Figure collection entries
***
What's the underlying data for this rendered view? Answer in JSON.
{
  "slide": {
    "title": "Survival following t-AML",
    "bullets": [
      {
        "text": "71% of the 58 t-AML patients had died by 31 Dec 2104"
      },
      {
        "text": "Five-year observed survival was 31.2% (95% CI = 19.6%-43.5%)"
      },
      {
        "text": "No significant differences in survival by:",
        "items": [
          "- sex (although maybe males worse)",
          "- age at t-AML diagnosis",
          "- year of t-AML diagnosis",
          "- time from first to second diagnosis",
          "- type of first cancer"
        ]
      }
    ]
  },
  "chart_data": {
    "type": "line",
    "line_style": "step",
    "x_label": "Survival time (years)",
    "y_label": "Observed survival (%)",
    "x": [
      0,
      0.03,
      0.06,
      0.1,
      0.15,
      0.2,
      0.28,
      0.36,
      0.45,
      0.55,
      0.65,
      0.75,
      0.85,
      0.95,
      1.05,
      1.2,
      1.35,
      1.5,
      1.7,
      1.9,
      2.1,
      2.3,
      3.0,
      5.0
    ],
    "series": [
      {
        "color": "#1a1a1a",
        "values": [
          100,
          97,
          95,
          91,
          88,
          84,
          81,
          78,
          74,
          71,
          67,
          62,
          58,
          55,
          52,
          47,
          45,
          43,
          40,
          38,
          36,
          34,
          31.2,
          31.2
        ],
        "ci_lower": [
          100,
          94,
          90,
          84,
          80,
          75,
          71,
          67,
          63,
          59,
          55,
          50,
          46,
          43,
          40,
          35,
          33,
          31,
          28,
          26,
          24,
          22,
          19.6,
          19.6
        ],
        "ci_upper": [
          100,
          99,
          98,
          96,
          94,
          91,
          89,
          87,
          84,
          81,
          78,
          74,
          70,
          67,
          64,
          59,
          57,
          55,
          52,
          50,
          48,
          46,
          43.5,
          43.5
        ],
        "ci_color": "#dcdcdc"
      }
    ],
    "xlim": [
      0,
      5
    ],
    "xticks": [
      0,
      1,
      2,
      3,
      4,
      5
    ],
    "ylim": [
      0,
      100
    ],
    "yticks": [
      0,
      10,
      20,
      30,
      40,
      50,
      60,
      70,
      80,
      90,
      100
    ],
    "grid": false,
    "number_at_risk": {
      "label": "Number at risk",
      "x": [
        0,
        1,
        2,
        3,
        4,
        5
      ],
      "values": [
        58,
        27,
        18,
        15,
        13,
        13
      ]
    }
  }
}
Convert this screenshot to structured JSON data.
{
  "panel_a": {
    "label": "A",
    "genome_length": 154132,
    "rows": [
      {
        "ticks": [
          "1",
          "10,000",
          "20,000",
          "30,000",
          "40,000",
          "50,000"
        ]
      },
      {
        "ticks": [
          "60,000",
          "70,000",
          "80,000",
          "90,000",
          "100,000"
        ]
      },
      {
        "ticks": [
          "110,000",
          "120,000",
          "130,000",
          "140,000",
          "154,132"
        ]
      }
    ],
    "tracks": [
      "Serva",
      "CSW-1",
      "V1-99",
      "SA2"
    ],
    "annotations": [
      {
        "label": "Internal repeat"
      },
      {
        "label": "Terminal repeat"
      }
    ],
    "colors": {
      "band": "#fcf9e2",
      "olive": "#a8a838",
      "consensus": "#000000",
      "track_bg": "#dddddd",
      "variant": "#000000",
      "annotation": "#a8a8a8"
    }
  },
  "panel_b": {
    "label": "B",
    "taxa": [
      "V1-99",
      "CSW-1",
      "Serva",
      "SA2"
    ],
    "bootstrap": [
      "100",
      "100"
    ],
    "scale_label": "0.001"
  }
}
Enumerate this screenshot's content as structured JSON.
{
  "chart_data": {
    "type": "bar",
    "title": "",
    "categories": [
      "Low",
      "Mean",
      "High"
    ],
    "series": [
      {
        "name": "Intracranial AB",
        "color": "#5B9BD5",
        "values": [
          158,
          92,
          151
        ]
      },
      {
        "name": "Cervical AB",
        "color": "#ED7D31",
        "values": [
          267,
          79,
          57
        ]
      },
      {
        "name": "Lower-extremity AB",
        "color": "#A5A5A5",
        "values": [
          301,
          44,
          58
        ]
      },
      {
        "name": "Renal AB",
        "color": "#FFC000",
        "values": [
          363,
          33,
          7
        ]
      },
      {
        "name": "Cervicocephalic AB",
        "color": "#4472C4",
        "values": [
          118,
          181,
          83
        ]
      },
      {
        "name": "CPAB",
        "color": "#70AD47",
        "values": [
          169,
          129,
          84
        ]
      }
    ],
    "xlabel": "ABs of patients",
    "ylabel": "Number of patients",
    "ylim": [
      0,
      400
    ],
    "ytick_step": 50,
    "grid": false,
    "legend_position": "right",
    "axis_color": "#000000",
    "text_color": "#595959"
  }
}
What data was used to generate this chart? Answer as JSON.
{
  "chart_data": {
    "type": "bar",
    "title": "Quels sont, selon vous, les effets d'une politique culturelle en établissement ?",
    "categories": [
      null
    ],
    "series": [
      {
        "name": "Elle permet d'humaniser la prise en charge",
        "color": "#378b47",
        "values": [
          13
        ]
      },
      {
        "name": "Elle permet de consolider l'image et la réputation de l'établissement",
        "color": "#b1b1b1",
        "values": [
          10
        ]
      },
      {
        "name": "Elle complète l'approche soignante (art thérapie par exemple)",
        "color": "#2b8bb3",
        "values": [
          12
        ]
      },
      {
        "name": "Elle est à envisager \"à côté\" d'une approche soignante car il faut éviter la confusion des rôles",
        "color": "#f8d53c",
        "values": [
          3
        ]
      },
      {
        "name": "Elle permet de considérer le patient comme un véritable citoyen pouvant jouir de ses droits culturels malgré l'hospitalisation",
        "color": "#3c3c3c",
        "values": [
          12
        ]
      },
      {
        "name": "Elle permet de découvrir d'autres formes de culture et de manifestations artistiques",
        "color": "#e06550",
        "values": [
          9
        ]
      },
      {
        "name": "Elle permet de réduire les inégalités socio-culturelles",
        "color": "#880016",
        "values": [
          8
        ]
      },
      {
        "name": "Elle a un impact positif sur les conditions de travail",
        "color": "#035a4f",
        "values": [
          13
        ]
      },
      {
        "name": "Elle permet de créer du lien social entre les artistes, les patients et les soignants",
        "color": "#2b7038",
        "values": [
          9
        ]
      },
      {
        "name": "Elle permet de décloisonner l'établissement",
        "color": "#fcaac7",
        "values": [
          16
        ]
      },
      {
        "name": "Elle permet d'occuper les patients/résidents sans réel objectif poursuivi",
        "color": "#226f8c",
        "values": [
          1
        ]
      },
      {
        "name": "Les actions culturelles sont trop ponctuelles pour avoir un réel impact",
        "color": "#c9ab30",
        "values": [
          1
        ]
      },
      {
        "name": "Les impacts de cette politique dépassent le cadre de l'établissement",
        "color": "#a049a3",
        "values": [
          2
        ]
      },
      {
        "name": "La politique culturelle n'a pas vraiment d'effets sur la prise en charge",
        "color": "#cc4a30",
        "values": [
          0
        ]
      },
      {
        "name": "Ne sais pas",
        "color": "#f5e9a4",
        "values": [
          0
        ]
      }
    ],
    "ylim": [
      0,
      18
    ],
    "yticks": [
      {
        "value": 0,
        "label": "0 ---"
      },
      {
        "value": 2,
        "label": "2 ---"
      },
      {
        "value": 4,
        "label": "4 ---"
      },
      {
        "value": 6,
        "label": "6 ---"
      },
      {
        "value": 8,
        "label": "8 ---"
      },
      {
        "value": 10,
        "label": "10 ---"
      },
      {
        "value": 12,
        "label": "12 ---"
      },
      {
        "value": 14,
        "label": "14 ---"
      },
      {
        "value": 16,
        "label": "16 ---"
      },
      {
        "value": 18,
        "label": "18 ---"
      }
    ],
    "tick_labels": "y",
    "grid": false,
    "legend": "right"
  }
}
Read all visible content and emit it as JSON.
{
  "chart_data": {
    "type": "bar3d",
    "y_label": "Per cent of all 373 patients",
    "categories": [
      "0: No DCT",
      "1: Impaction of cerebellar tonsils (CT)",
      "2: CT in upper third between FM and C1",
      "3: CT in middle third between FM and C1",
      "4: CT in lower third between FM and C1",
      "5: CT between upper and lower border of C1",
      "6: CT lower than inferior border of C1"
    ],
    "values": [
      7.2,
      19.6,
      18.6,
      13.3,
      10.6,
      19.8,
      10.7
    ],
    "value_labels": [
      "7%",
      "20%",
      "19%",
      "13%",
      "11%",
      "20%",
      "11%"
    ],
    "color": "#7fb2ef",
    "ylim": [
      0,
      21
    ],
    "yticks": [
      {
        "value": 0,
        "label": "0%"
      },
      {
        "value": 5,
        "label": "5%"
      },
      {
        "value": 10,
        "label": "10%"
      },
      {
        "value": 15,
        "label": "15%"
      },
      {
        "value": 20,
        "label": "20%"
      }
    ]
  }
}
***
Work task:
Return every line of the preceding records in which the word "réel" appears.

Output for this task:
        "name": "Elle permet d'occuper les patients/résidents sans réel objectif poursuivi",
        "name": "Les actions culturelles sont trop ponctuelles pour avoir un réel impact",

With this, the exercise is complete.